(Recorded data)
◆ ◆ ◆ ◆ ◆ ◆ ◆
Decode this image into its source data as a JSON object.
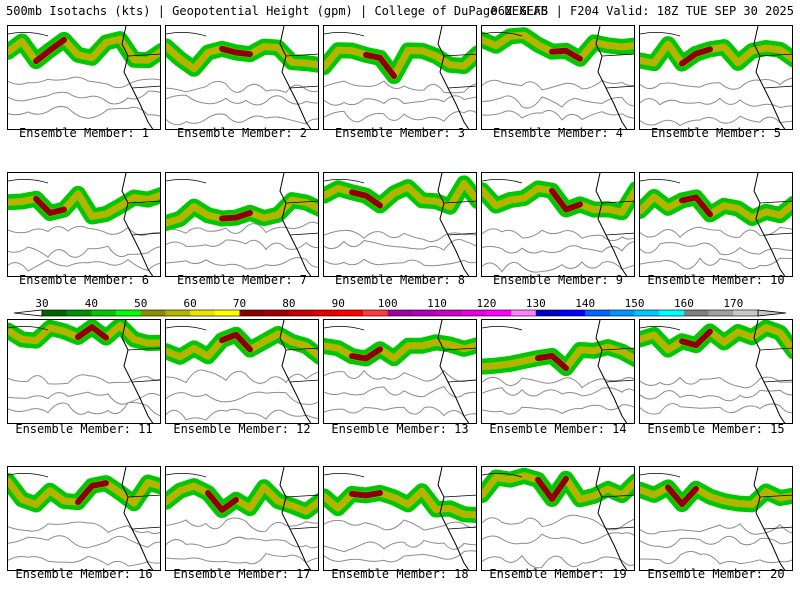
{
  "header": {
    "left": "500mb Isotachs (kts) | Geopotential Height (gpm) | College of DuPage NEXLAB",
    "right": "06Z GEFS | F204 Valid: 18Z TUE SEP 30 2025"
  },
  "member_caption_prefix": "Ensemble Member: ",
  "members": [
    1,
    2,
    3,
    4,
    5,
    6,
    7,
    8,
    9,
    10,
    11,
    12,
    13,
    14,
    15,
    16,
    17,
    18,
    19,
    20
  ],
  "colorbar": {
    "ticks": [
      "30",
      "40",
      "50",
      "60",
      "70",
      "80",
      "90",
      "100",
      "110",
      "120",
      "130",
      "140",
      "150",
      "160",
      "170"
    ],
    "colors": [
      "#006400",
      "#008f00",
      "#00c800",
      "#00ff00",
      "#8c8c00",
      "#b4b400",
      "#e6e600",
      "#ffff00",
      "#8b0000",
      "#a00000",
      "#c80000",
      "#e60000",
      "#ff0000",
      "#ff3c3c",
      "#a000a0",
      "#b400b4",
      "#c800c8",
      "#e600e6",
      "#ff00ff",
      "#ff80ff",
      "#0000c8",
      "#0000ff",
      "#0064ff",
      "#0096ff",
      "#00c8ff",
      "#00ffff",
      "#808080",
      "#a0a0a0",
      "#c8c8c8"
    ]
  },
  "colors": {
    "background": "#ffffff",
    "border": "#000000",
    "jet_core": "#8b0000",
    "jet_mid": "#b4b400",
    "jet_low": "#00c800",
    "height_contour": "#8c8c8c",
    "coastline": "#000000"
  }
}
◆ ◆ ◆ ◆ ◆ ◆ ◆
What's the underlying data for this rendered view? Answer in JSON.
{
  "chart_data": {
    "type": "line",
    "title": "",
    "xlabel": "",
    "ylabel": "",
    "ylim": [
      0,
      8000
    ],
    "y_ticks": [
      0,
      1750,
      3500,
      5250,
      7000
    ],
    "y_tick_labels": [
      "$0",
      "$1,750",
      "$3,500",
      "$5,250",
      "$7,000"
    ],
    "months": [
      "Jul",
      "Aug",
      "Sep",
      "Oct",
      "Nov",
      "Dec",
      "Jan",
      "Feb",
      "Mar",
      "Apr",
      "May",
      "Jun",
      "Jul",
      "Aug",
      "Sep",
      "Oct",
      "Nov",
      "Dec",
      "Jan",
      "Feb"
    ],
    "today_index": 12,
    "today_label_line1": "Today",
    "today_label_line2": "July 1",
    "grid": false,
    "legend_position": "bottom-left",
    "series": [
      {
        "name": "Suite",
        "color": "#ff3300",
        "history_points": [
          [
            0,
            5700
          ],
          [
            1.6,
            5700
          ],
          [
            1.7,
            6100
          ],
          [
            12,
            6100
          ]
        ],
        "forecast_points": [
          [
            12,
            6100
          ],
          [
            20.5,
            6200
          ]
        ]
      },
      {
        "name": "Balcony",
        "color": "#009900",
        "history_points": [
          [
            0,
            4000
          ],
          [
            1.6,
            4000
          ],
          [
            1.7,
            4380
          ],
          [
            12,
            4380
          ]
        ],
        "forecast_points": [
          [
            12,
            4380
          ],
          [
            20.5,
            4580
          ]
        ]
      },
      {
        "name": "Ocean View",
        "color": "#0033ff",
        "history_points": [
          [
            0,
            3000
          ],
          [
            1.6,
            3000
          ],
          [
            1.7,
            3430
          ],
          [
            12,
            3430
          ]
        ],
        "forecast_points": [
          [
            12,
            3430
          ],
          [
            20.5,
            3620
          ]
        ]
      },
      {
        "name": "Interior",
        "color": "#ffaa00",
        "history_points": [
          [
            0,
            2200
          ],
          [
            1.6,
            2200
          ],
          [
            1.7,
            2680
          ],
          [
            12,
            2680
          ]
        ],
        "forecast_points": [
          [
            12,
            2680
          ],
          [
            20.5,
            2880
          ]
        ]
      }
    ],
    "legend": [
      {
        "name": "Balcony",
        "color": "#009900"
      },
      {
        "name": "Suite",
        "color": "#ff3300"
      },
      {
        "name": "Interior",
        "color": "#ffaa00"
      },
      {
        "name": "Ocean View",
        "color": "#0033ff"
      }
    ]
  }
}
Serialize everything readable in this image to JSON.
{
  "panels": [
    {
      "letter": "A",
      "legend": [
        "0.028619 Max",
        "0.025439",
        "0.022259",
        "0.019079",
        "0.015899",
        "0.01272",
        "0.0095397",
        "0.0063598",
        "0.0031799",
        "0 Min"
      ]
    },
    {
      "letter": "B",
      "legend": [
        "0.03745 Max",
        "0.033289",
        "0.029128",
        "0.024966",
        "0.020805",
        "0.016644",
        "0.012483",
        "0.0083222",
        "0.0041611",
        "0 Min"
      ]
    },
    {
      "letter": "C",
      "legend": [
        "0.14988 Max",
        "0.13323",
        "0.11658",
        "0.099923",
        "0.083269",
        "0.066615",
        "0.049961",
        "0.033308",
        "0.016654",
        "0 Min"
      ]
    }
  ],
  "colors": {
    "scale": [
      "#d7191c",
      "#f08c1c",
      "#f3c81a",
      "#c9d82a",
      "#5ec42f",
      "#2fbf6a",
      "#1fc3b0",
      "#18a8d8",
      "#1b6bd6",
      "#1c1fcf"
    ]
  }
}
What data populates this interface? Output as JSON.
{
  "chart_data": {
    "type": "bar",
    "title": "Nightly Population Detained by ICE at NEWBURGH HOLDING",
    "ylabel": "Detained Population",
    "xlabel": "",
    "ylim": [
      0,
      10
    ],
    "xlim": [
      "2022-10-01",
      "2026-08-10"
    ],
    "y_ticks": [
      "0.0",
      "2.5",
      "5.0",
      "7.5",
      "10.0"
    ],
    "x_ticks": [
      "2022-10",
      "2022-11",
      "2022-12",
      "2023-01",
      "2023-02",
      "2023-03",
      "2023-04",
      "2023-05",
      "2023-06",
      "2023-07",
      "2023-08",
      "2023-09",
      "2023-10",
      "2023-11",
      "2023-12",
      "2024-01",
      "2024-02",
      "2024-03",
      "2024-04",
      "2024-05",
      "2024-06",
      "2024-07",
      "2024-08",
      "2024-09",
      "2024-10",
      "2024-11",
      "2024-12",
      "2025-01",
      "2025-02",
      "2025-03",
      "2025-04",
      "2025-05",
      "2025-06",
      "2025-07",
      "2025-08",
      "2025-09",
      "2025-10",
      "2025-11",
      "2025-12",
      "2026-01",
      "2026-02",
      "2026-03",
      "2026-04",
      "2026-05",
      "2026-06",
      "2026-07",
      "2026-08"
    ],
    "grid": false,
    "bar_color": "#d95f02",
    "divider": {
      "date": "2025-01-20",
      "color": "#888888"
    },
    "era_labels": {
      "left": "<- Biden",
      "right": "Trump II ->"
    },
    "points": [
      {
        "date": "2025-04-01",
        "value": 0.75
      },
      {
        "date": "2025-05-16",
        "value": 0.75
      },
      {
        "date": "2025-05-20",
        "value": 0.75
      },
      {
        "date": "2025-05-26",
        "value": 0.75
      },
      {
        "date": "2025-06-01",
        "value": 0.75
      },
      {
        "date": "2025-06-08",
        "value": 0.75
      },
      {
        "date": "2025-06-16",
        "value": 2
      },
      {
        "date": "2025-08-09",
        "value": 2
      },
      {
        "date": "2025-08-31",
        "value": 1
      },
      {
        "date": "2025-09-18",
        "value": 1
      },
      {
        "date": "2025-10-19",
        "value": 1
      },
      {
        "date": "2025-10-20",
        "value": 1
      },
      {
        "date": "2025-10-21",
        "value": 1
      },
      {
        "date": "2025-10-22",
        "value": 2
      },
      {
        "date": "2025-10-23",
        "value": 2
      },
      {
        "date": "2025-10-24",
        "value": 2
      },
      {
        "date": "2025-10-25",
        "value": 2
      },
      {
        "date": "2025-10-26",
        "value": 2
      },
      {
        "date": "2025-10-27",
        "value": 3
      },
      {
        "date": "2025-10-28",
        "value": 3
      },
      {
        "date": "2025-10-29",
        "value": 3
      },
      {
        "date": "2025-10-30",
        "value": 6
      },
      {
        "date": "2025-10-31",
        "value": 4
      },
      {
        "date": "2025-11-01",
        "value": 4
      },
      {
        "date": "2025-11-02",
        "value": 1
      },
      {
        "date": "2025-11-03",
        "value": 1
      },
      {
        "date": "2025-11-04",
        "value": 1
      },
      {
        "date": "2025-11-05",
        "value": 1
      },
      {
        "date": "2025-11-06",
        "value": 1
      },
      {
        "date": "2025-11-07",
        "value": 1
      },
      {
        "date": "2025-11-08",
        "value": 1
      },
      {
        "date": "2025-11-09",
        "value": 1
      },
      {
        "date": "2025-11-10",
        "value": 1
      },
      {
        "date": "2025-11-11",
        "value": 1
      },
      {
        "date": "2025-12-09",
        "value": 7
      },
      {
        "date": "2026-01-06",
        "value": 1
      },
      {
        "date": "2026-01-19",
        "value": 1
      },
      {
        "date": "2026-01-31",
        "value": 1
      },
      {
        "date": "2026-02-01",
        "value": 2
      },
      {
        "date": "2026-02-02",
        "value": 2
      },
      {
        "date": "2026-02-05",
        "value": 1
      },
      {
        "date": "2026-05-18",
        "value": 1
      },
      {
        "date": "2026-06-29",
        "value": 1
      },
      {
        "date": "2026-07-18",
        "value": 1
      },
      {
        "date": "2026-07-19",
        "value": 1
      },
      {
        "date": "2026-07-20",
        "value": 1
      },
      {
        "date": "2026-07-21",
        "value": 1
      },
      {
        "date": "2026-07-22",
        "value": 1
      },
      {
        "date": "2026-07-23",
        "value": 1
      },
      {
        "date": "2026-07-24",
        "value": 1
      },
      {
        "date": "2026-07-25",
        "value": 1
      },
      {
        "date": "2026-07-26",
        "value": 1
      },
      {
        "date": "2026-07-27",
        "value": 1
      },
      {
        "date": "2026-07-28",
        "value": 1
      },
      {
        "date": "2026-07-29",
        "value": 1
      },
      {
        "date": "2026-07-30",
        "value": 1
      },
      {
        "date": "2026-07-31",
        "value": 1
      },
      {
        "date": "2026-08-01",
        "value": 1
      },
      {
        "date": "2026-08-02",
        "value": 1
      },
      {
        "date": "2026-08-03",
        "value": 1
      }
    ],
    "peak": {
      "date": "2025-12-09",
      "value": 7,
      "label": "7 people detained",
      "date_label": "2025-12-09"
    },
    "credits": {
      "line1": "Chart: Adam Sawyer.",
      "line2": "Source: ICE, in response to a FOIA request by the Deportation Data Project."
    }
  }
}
◆ ◆ ◆ ◆ ◆ ◆ ◆
All lines holding the word "ylabel" should be picked out and copied.

    "ylabel": "",
    "ylabel": "Detained Population",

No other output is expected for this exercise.